### RECORDS SHOWN ###
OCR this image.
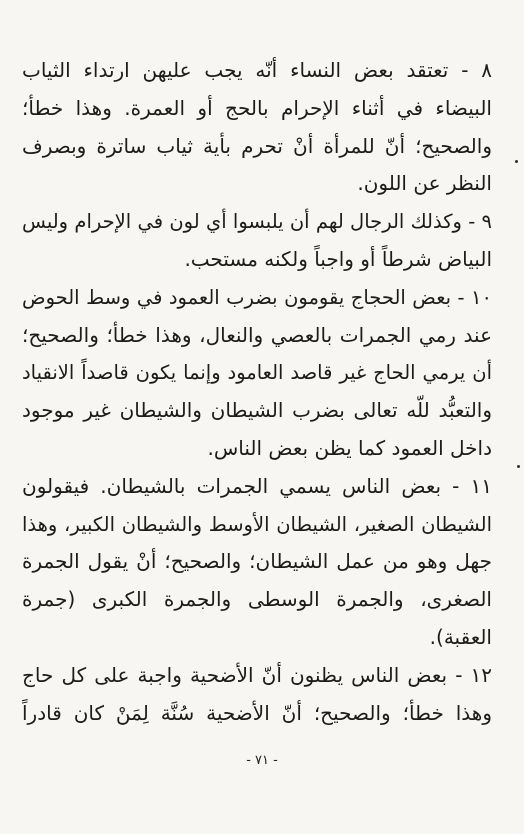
٨ - تعتقد بعض النساء أنّه يجب عليهن ارتداء الثياب

البيضاء في أثناء الإحرام بالحج أو العمرة. وهذا خطأ؛

والصحيح؛ أنّ للمرأة أنْ تحرم بأية ثياب ساترة وبصرف

النظر عن اللون.

٩ - وكذلك الرجال لهم أن يلبسوا أي لون في الإحرام وليس

البياض شرطاً أو واجباً ولكنه مستحب.

١٠ - بعض الحجاج يقومون بضرب العمود في وسط الحوض

عند رمي الجمرات بالعصي والنعال، وهذا خطأ؛ والصحيح؛

أن يرمي الحاج غير قاصد العامود وإنما يكون قاصداً الانقياد

والتعبُّد للّه تعالى بضرب الشيطان والشيطان غير موجود

داخل العمود كما يظن بعض الناس.

١١ - بعض الناس يسمي الجمرات بالشيطان. فيقولون

الشيطان الصغير، الشيطان الأوسط والشيطان الكبير، وهذا

جهل وهو من عمل الشيطان؛ والصحيح؛ أنْ يقول الجمرة

الصغرى، والجمرة الوسطى والجمرة الكبرى (جمرة

العقبة).

١٢ - بعض الناس يظنون أنّ الأضحية واجبة على كل حاج

وهذا خطأ؛ والصحيح؛ أنّ الأضحية سُنَّة لِمَنْ كان قادراً

- ٧١ -
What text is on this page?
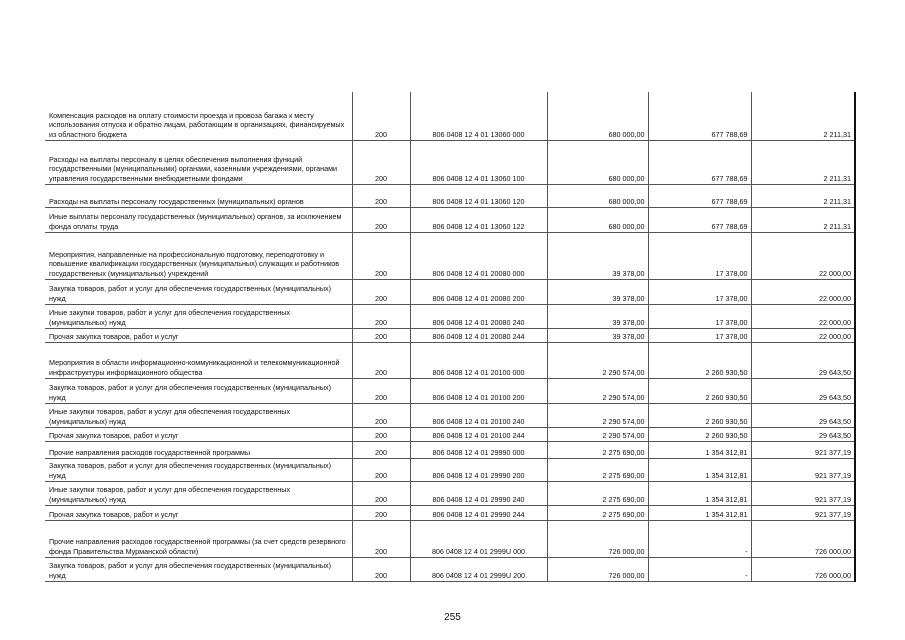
Компенсация расходов на оплату стоимости проезда и провоза багажа к месту использования отпуска и обратно лицам, работающим в организациях, финансируемых из областного бюджета	200	806 0408 12 4 01 13060 000	680 000,00	677 788,69	2 211,31
Расходы на выплаты персоналу в целях обеспечения выполнения функций государственными (муниципальными) органами, казенными учреждениями, органами управления государственными внебюджетными фондами	200	806 0408 12 4 01 13060 100	680 000,00	677 788,69	2 211,31
Расходы на выплаты персоналу государственных (муниципальных) органов	200	806 0408 12 4 01 13060 120	680 000,00	677 788,69	2 211,31
Иные выплаты персоналу государственных (муниципальных) органов, за исключением фонда оплаты труда	200	806 0408 12 4 01 13060 122	680 000,00	677 788,69	2 211,31
Мероприятия, направленные на профессиональную подготовку, переподготовку и повышение квалификации государственных (муниципальных) служащих и работников государственных (муниципальных) учреждений	200	806 0408 12 4 01 20080 000	39 378,00	17 378,00	22 000,00
Закупка товаров, работ и услуг для обеспечения государственных (муниципальных) нужд	200	806 0408 12 4 01 20080 200	39 378,00	17 378,00	22 000,00
Иные закупки товаров, работ и услуг для обеспечения государственных (муниципальных) нужд	200	806 0408 12 4 01 20080 240	39 378,00	17 378,00	22 000,00
Прочая закупка товаров, работ и услуг	200	806 0408 12 4 01 20080 244	39 378,00	17 378,00	22 000,00
Мероприятия в области информационно-коммуникационной и телекоммуникационной инфраструктуры информационного общества	200	806 0408 12 4 01 20100 000	2 290 574,00	2 260 930,50	29 643,50
Закупка товаров, работ и услуг для обеспечения государственных (муниципальных) нужд	200	806 0408 12 4 01 20100 200	2 290 574,00	2 260 930,50	29 643,50
Иные закупки товаров, работ и услуг для обеспечения государственных (муниципальных) нужд	200	806 0408 12 4 01 20100 240	2 290 574,00	2 260 930,50	29 643,50
Прочая закупка товаров, работ и услуг	200	806 0408 12 4 01 20100 244	2 290 574,00	2 260 930,50	29 643,50
Прочие направления расходов государственной программы	200	806 0408 12 4 01 29990 000	2 275 690,00	1 354 312,81	921 377,19
Закупка товаров, работ и услуг для обеспечения государственных (муниципальных) нужд	200	806 0408 12 4 01 29990 200	2 275 690,00	1 354 312,81	921 377,19
Иные закупки товаров, работ и услуг для обеспечения государственных (муниципальных) нужд	200	806 0408 12 4 01 29990 240	2 275 690,00	1 354 312,81	921 377,19
Прочая закупка товаров, работ и услуг	200	806 0408 12 4 01 29990 244	2 275 690,00	1 354 312,81	921 377,19
Прочие направления расходов государственной программы (за счет средств резервного фонда Правительства Мурманской области)	200	806 0408 12 4 01 2999U 000	726 000,00	-	726 000,00
Закупка товаров, работ и услуг для обеспечения государственных (муниципальных) нужд	200	806 0408 12 4 01 2999U 200	726 000,00	-	726 000,00
255
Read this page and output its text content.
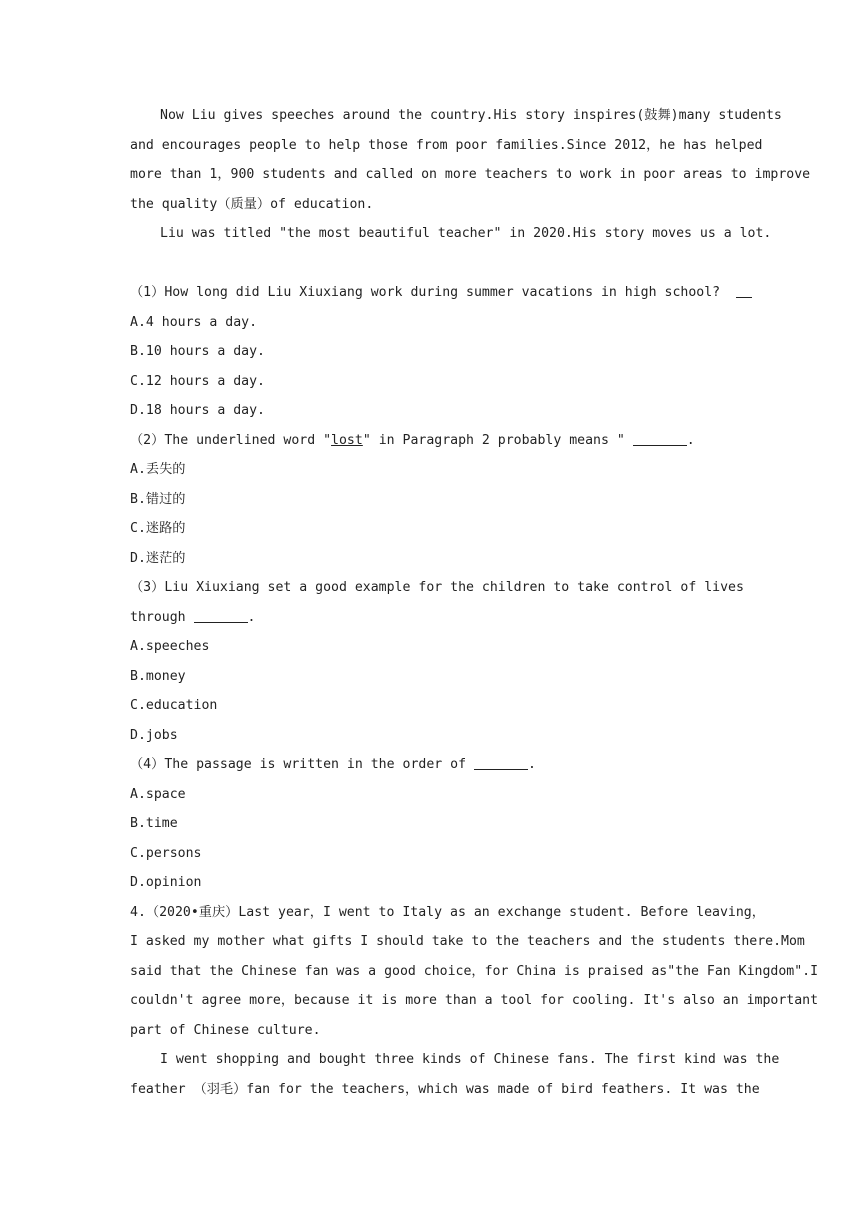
Now Liu gives speeches around the country.His story inspires(鼓舞)many students
and encourages people to help those from poor families.Since 2012，he has helped
more than 1，900 students and called on more teachers to work in poor areas to improve
the quality（质量）of education.
Liu was titled "the most beautiful teacher" in 2020.His story moves us a lot.
（1）How long did Liu Xiuxiang work during summer vacations in high school?
A.4 hours a day.
B.10 hours a day.
C.12 hours a day.
D.18 hours a day.
（2）The underlined word "lost" in Paragraph 2 probably means "	.
A.丢失的
B.错过的
C.迷路的
D.迷茫的
（3）Liu Xiuxiang set a good example for the children to take control of lives
through	.
A.speeches
B.money
C.education
D.jobs
（4）The passage is written in the order of	.
A.space
B.time
C.persons
D.opinion
4.（2020•重庆）Last year，I went to Italy as an exchange student. Before leaving，
I asked my mother what gifts I should take to the teachers and the students there.Mom
said that the Chinese fan was a good choice，for China is praised as"the Fan Kingdom".I
couldn't agree more，because it is more than a tool for cooling. It's also an important
part of Chinese culture.
I went shopping and bought three kinds of Chinese fans. The first kind was the
feather （羽毛）fan for the teachers，which was made of bird feathers. It was the
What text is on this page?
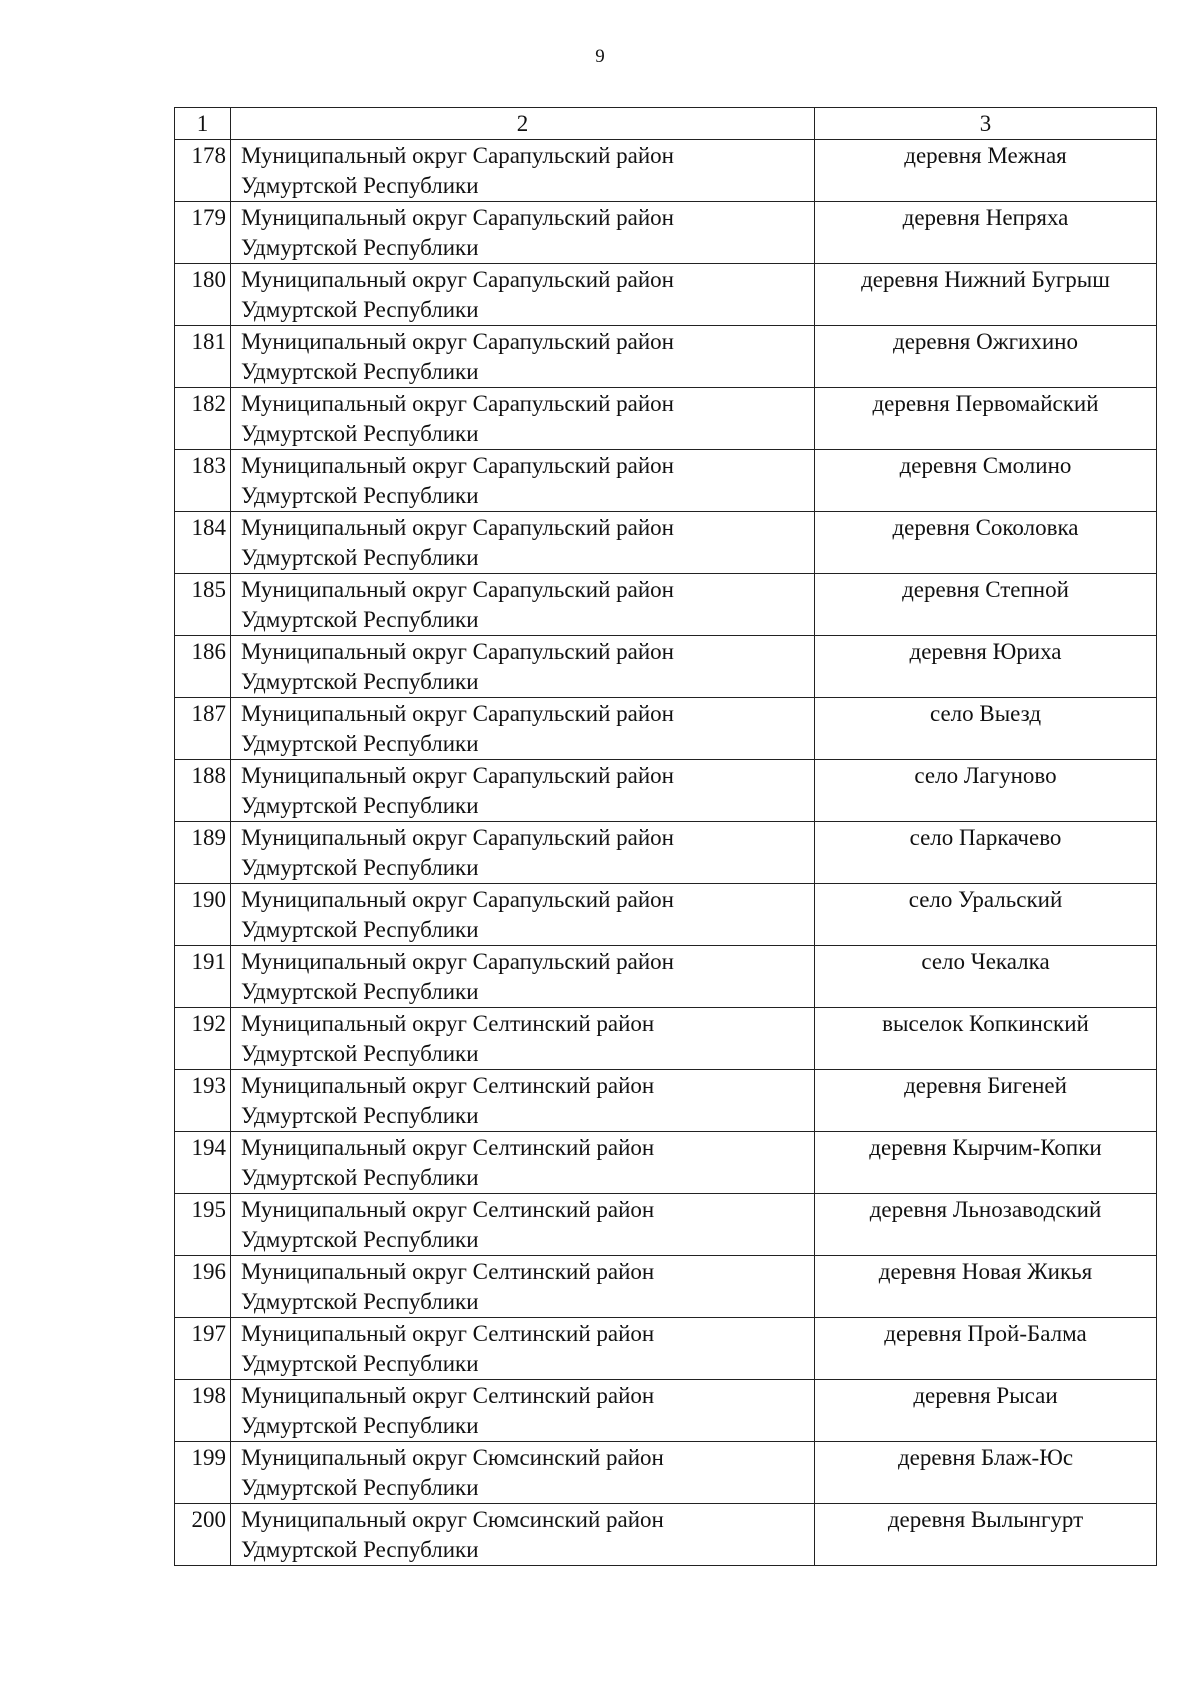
9
1	2	3
178	Муниципальный округ Сарапульский район
Удмуртской Республики	деревня Межная
179	Муниципальный округ Сарапульский район
Удмуртской Республики	деревня Непряха
180	Муниципальный округ Сарапульский район
Удмуртской Республики	деревня Нижний Бугрыш
181	Муниципальный округ Сарапульский район
Удмуртской Республики	деревня Ожгихино
182	Муниципальный округ Сарапульский район
Удмуртской Республики	деревня Первомайский
183	Муниципальный округ Сарапульский район
Удмуртской Республики	деревня Смолино
184	Муниципальный округ Сарапульский район
Удмуртской Республики	деревня Соколовка
185	Муниципальный округ Сарапульский район
Удмуртской Республики	деревня Степной
186	Муниципальный округ Сарапульский район
Удмуртской Республики	деревня Юриха
187	Муниципальный округ Сарапульский район
Удмуртской Республики	село Выезд
188	Муниципальный округ Сарапульский район
Удмуртской Республики	село Лагуново
189	Муниципальный округ Сарапульский район
Удмуртской Республики	село Паркачево
190	Муниципальный округ Сарапульский район
Удмуртской Республики	село Уральский
191	Муниципальный округ Сарапульский район
Удмуртской Республики	село Чекалка
192	Муниципальный округ Селтинский район
Удмуртской Республики	выселок Копкинский
193	Муниципальный округ Селтинский район
Удмуртской Республики	деревня Бигеней
194	Муниципальный округ Селтинский район
Удмуртской Республики	деревня Кырчим-Копки
195	Муниципальный округ Селтинский район
Удмуртской Республики	деревня Льнозаводский
196	Муниципальный округ Селтинский район
Удмуртской Республики	деревня Новая Жикья
197	Муниципальный округ Селтинский район
Удмуртской Республики	деревня Прой-Балма
198	Муниципальный округ Селтинский район
Удмуртской Республики	деревня Рысаи
199	Муниципальный округ Сюмсинский район
Удмуртской Республики	деревня Блаж-Юс
200	Муниципальный округ Сюмсинский район
Удмуртской Республики	деревня Вылынгурт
###
## PROBLEM
Track down every line holding the string "work" and copy it.

## RESULT FOR THIS TASK
more than 1，900 students and called on more teachers to work in poor areas to improve
（1）How long did Liu Xiuxiang work during summer vacations in high school?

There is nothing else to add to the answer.